• What the exercise asks:
Please list all lines of the material below in which the string "name" occurs.

• Data lines:

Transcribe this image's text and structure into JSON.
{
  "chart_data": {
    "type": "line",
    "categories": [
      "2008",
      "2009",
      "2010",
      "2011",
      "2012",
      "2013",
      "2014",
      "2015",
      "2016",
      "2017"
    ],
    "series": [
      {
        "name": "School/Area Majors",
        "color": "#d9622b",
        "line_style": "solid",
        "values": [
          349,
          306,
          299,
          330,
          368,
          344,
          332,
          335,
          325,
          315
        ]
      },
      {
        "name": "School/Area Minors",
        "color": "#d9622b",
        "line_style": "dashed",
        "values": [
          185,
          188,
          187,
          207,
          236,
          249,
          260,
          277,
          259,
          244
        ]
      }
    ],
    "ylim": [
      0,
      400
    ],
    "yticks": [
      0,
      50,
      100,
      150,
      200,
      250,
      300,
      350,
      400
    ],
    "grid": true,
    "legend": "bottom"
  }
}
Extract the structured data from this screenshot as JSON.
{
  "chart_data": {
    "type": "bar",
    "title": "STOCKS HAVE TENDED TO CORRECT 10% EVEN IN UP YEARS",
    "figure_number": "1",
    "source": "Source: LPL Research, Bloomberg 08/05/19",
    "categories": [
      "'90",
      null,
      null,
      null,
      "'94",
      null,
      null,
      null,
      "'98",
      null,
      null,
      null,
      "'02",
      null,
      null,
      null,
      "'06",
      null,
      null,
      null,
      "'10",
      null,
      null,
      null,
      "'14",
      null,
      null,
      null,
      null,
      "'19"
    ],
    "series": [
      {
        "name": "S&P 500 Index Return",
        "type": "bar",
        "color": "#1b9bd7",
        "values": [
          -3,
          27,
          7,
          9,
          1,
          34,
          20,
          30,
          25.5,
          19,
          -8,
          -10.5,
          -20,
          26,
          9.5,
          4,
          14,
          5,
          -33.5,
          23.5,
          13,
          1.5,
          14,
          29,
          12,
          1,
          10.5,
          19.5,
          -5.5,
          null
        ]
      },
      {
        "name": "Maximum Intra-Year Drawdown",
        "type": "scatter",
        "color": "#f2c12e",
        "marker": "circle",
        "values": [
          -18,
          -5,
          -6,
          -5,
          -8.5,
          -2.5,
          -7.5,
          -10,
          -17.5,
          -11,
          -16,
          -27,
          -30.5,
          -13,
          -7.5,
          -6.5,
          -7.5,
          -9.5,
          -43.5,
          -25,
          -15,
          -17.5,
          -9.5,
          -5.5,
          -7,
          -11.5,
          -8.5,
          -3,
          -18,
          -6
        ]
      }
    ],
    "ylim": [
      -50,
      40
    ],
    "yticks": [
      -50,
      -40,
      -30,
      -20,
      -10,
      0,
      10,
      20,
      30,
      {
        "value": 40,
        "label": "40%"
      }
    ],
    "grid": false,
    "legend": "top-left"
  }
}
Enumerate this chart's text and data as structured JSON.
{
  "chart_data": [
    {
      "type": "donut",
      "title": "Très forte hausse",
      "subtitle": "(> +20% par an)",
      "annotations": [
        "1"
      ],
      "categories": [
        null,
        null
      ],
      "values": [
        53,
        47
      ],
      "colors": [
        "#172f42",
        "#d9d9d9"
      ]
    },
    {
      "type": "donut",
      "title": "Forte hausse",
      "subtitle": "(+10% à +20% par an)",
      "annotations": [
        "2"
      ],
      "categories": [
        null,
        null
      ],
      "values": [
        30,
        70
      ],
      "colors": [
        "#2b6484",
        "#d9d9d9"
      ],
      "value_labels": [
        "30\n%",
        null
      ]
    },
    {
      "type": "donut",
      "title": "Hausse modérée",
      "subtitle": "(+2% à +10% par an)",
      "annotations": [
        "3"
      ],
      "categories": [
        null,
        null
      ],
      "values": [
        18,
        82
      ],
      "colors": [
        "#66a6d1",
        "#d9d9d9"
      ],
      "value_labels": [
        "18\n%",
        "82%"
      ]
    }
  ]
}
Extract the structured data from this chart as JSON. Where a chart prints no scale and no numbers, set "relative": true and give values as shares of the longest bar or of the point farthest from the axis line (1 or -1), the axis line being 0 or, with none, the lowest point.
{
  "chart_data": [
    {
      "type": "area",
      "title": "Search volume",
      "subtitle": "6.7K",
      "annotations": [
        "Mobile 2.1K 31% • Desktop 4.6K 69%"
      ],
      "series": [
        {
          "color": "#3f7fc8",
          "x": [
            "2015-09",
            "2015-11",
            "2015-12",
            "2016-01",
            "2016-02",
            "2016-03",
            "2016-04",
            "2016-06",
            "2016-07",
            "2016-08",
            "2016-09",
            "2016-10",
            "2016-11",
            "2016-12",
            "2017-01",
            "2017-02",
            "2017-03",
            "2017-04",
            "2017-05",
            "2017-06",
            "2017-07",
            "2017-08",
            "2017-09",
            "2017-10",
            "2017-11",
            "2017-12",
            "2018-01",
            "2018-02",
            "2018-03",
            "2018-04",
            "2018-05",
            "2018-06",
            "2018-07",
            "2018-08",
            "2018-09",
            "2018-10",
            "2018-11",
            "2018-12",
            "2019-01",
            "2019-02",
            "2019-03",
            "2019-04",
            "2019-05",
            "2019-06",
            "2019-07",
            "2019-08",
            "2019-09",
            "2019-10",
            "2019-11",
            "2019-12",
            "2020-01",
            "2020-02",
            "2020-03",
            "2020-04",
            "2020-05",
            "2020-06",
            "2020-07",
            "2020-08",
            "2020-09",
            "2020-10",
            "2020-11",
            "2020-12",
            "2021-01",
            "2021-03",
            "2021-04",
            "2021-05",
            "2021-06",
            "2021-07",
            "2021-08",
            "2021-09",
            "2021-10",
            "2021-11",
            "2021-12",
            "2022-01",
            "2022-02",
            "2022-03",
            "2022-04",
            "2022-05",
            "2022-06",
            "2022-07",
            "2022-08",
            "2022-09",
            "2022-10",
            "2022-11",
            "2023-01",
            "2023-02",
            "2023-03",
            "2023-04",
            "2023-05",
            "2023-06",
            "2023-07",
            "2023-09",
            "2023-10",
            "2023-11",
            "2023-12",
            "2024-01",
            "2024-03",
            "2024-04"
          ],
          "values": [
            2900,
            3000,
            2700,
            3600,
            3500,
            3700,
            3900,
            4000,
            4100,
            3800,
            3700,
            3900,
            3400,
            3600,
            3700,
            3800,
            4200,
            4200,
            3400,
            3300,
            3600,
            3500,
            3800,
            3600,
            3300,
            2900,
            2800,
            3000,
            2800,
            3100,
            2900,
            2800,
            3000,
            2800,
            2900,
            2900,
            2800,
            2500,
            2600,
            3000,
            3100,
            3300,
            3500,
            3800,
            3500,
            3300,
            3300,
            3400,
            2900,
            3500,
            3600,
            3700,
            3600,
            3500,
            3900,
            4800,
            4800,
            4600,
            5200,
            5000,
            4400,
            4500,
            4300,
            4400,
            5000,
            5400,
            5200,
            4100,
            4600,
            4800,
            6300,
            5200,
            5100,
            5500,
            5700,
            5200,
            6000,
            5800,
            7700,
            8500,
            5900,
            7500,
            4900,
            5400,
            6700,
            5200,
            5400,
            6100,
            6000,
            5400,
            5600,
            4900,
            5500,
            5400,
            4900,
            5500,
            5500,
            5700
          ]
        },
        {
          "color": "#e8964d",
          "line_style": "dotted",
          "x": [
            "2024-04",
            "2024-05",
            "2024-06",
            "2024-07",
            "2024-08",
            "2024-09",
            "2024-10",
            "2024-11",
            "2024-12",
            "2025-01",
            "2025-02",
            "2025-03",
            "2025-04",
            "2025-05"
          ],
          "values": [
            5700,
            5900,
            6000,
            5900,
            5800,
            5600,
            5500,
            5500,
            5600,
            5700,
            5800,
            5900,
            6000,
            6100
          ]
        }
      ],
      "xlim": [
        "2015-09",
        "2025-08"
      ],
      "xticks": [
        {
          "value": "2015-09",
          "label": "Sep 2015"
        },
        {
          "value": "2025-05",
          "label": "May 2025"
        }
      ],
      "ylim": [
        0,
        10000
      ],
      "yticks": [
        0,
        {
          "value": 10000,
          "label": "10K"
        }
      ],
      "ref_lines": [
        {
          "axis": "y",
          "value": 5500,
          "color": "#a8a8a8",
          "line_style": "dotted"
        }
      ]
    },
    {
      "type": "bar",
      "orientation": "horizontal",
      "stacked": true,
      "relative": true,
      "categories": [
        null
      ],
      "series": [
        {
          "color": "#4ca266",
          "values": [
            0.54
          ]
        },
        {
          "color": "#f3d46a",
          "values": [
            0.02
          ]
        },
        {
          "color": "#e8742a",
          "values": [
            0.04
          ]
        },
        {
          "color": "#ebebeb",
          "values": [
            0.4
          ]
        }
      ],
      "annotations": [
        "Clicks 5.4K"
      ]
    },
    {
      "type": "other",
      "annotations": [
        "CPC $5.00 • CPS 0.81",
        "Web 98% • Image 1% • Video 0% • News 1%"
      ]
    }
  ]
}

• Written response:
        "name": "School/Area Majors",
        "name": "School/Area Minors",
        "name": "S&P 500 Index Return",
        "name": "Maximum Intra-Year Drawdown",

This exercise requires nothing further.